SET EXERCISE - Read the records and gather each line that includes "바이올리니스트".

RECORD EXTRACTS -
⟨

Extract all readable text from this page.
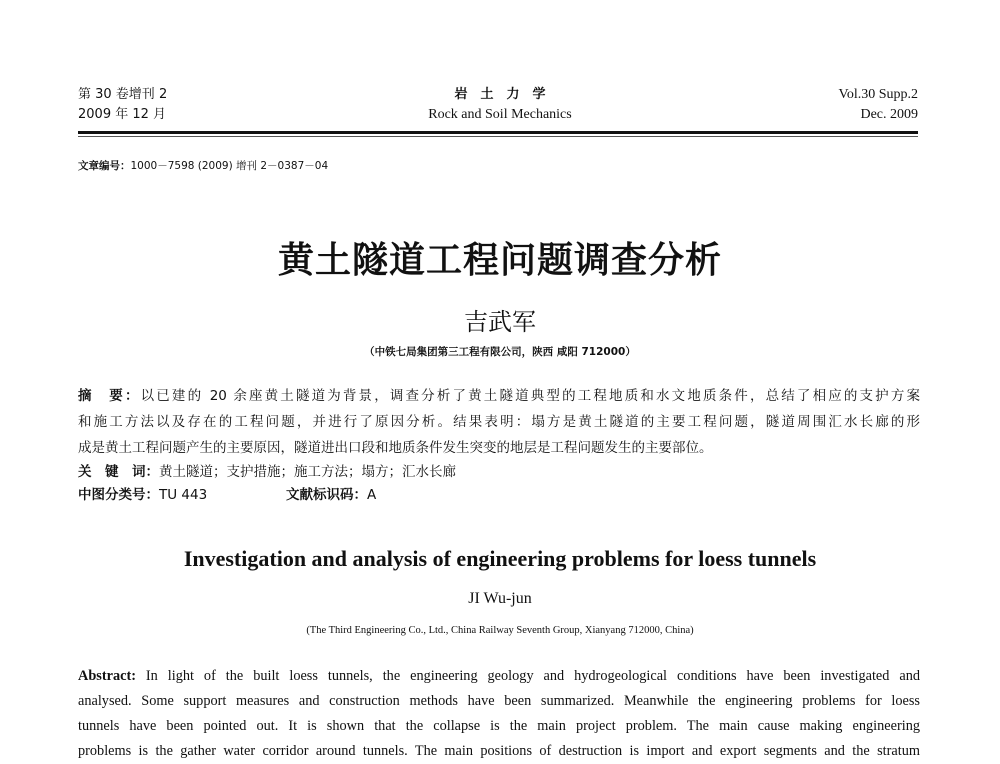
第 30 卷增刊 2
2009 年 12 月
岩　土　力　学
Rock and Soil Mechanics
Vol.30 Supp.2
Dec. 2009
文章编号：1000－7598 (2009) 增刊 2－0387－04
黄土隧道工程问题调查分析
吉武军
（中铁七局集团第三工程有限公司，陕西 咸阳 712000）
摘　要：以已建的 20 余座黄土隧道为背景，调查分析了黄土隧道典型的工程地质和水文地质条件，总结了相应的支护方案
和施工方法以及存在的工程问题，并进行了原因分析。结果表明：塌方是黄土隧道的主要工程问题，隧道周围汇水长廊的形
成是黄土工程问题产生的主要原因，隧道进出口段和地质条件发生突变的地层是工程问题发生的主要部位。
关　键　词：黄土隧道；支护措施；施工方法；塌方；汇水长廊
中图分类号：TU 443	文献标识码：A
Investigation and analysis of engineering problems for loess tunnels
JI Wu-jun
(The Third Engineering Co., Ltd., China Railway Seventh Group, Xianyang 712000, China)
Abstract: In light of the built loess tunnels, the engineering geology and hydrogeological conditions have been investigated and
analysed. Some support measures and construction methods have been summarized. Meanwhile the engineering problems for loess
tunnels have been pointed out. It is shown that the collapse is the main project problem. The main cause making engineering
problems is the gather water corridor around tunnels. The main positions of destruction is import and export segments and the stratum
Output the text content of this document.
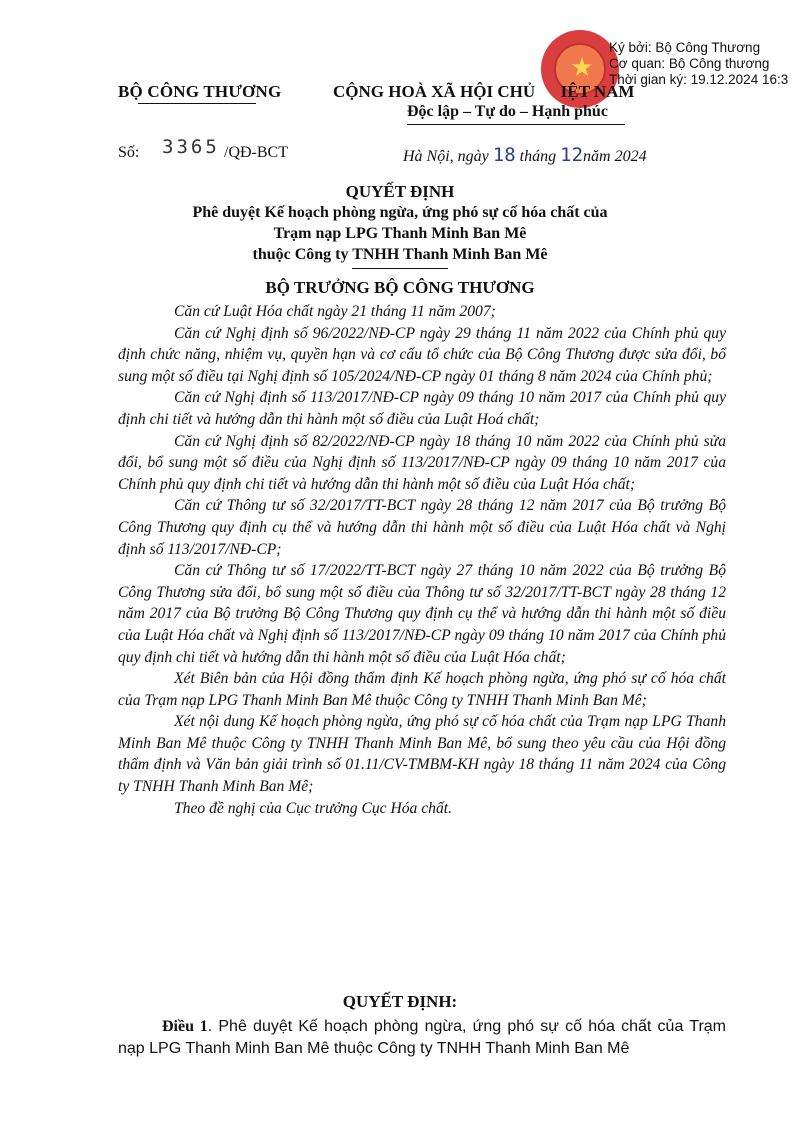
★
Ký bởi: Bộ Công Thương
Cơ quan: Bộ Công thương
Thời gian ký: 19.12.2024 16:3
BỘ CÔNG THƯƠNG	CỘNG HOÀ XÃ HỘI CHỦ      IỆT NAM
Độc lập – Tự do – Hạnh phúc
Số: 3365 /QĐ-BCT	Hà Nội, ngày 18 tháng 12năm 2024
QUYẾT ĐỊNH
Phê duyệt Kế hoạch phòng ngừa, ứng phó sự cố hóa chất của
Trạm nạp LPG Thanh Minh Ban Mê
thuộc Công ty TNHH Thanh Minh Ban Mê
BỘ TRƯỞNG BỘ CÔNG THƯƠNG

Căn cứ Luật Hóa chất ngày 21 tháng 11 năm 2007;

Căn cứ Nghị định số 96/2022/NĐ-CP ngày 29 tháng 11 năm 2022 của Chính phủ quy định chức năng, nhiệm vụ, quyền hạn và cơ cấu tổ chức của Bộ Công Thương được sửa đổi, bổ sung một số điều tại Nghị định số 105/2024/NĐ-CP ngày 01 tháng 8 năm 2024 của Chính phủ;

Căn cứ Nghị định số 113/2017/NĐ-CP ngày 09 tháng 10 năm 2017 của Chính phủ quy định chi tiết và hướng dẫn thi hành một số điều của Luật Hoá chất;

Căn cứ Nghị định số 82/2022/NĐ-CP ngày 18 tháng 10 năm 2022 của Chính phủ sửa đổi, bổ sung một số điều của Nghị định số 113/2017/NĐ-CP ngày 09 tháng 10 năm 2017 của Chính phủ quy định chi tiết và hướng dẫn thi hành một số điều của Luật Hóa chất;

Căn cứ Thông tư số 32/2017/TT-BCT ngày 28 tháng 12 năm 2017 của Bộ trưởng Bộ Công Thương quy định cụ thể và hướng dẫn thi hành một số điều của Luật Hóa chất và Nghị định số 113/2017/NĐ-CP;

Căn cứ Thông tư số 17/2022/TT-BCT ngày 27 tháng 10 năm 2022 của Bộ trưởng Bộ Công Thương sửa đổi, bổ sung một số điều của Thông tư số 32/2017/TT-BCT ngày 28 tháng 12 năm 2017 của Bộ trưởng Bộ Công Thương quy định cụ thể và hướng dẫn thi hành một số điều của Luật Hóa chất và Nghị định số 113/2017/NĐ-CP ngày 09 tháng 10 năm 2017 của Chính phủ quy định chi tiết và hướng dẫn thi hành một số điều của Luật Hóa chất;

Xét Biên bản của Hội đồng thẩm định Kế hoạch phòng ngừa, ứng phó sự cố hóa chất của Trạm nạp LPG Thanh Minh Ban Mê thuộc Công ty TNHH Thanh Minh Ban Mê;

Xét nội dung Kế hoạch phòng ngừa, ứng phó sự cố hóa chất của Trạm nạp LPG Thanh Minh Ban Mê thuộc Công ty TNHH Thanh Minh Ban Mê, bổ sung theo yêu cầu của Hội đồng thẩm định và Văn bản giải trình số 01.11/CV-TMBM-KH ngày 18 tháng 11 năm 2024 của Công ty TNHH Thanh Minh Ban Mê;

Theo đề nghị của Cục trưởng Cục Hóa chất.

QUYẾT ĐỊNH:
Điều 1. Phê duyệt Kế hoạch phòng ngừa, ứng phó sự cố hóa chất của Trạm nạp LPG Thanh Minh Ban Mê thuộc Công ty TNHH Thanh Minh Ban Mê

⟩
⟨

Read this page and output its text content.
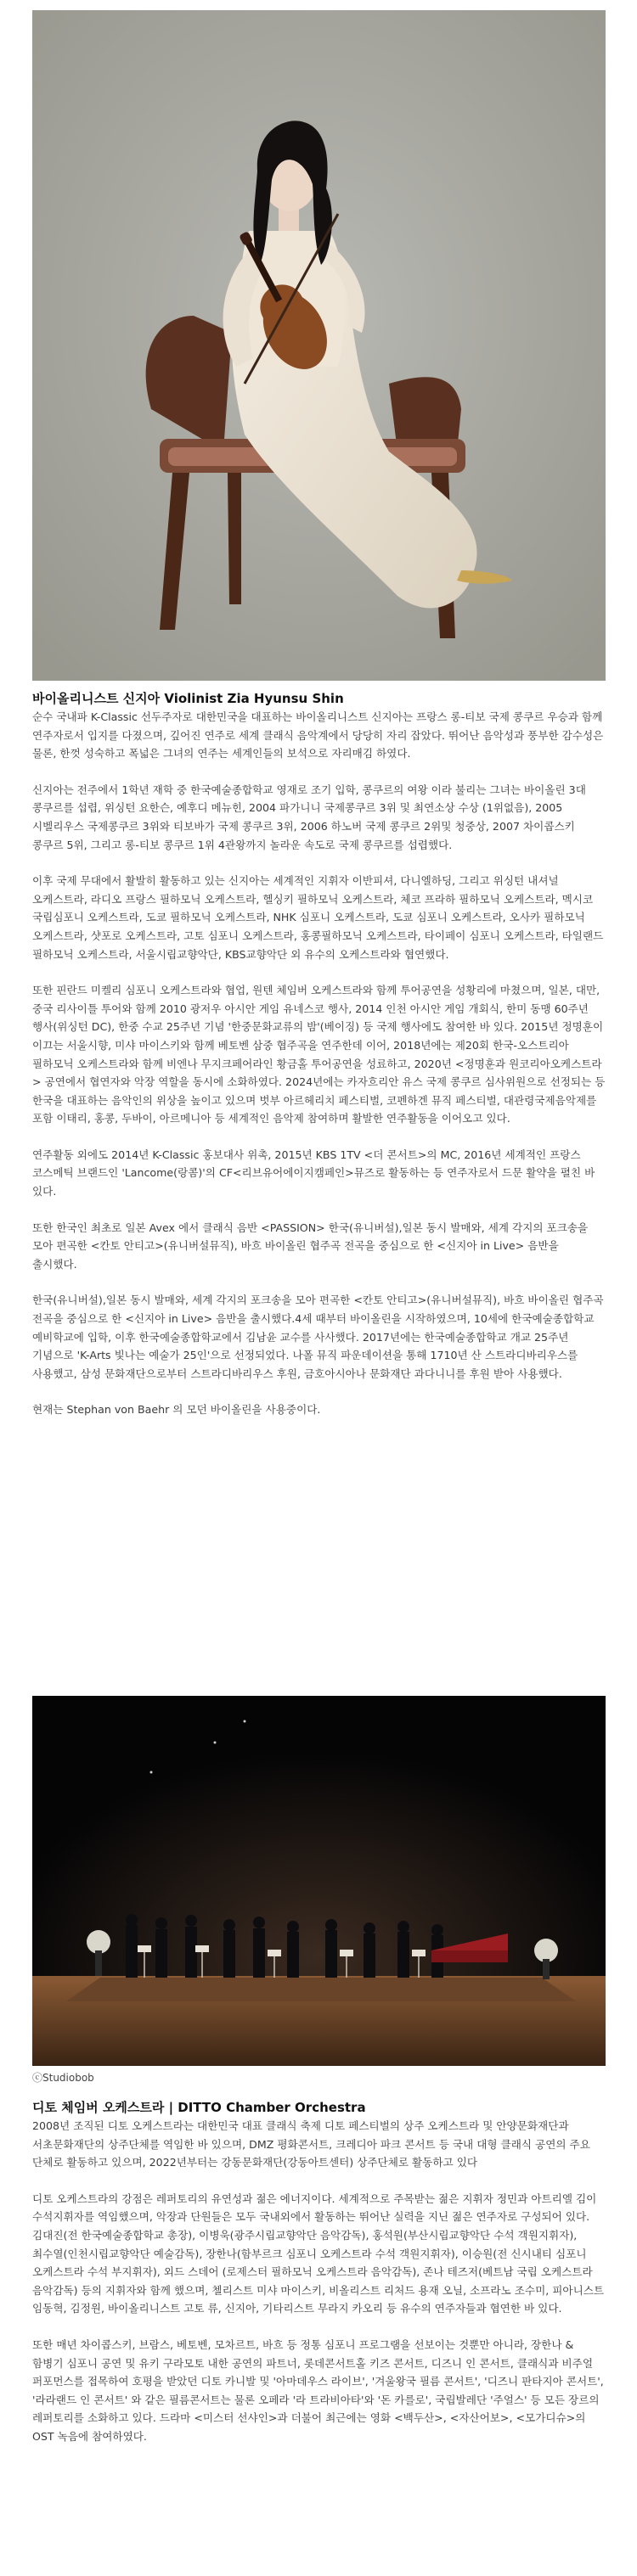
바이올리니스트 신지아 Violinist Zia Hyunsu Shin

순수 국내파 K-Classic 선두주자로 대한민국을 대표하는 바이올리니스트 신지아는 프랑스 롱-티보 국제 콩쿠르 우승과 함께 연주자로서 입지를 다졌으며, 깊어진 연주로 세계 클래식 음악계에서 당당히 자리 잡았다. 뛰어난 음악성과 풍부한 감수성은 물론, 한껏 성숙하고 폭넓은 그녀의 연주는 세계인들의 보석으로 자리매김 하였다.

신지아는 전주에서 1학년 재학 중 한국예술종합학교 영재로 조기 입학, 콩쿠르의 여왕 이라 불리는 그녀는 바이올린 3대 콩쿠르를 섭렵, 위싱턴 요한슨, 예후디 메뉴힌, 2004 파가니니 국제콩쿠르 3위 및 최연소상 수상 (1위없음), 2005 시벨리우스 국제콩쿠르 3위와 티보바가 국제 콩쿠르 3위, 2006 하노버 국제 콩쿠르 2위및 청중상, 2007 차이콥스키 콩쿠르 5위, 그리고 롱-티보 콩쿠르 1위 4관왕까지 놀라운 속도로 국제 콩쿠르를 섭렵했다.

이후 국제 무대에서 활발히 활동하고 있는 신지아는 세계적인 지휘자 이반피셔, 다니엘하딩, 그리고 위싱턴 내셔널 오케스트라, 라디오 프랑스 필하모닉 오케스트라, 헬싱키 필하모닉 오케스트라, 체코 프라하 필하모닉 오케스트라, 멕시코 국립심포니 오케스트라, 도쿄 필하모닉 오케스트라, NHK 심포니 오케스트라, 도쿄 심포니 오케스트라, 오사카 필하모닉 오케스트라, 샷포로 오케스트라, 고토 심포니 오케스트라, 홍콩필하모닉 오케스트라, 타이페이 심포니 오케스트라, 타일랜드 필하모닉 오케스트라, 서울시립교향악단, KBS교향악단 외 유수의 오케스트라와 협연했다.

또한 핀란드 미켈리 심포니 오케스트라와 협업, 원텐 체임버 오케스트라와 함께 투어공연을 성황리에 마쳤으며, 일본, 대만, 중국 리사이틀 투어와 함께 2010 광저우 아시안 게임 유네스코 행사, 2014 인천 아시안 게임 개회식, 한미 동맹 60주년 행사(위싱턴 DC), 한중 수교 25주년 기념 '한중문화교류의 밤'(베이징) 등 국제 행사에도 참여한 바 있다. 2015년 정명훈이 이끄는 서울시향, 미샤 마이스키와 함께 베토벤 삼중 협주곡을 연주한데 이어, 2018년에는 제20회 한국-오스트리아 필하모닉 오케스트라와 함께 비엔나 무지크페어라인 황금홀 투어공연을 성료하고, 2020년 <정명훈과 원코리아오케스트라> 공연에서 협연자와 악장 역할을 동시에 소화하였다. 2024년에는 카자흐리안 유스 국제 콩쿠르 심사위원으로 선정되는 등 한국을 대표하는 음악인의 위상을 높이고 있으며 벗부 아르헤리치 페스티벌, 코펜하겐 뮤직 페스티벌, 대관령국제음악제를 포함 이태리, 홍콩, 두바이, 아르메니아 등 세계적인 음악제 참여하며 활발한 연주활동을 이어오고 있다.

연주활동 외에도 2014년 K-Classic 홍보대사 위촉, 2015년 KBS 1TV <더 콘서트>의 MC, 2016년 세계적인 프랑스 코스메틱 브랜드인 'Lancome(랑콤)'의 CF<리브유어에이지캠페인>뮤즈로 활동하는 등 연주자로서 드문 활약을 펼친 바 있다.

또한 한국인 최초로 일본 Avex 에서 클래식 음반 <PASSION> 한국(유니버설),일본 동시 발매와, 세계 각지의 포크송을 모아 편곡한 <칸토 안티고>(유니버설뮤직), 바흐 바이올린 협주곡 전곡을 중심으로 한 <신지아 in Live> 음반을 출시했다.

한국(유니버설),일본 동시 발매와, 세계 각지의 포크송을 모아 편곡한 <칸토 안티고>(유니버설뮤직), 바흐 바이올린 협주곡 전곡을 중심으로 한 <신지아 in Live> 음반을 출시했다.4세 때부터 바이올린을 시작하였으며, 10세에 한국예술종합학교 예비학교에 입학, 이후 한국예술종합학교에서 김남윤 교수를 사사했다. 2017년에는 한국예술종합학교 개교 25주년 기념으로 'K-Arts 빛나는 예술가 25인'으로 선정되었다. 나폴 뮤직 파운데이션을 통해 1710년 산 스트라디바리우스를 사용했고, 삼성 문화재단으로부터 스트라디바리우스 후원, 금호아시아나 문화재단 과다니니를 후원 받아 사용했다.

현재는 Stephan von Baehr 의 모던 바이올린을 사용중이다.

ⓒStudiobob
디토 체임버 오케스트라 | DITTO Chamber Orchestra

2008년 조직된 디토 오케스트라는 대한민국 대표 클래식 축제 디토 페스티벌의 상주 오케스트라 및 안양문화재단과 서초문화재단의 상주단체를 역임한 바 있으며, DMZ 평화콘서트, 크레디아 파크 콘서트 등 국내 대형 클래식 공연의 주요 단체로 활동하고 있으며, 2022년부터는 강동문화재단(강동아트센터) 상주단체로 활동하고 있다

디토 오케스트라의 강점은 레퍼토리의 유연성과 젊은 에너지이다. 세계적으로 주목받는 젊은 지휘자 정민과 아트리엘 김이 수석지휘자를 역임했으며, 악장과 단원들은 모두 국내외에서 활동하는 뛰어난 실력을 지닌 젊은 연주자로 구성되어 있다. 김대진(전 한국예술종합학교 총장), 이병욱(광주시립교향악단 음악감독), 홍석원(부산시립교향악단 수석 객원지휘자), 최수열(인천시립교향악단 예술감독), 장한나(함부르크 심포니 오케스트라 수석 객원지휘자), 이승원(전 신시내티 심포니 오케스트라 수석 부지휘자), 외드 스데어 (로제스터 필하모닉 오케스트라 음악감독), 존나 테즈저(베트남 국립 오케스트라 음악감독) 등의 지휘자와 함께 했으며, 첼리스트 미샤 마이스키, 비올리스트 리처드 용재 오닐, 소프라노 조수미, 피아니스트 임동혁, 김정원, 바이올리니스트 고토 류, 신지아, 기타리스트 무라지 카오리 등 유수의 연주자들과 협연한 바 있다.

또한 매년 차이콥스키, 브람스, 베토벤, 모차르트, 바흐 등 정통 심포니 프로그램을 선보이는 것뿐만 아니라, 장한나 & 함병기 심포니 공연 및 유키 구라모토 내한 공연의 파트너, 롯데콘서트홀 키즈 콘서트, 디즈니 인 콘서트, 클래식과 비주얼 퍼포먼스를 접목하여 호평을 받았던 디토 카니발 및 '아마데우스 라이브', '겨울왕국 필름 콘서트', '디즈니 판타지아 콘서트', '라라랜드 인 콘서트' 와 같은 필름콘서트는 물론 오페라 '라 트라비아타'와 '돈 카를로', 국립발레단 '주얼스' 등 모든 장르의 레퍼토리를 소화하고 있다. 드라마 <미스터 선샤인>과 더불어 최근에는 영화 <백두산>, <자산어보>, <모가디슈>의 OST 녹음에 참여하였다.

⟩

THE REPLY -
바이올리니스트 신지아 Violinist Zia Hyunsu Shin
순수 국내파 K-Classic 선두주자로 대한민국을 대표하는 바이올리니스트 신지아는 프랑스 롱-티보 국제 콩쿠르 우승과 함께 연주자로서 입지를 다졌으며, 깊어진 연주로 세계 클래식 음악계에서 당당히 자리 잡았다. 뛰어난 음악성과 풍부한 감수성은 물론, 한껏 성숙하고 폭넓은 그녀의 연주는 세계인들의 보석으로 자리매김 하였다.
디토 오케스트라의 강점은 레퍼토리의 유연성과 젊은 에너지이다. 세계적으로 주목받는 젊은 지휘자 정민과 아트리엘 김이 수석지휘자를 역임했으며, 악장과 단원들은 모두 국내외에서 활동하는 뛰어난 실력을 지닌 젊은 연주자로 구성되어 있다. 김대진(전 한국예술종합학교 총장), 이병욱(광주시립교향악단 음악감독), 홍석원(부산시립교향악단 수석 객원지휘자), 최수열(인천시립교향악단 예술감독), 장한나(함부르크 심포니 오케스트라 수석 객원지휘자), 이승원(전 신시내티 심포니 오케스트라 수석 부지휘자), 외드 스데어 (로제스터 필하모닉 오케스트라 음악감독), 존나 테즈저(베트남 국립 오케스트라 음악감독) 등의 지휘자와 함께 했으며, 첼리스트 미샤 마이스키, 비올리스트 리처드 용재 오닐, 소프라노 조수미, 피아니스트 임동혁, 김정원, 바이올리니스트 고토 류, 신지아, 기타리스트 무라지 카오리 등 유수의 연주자들과 협연한 바 있다.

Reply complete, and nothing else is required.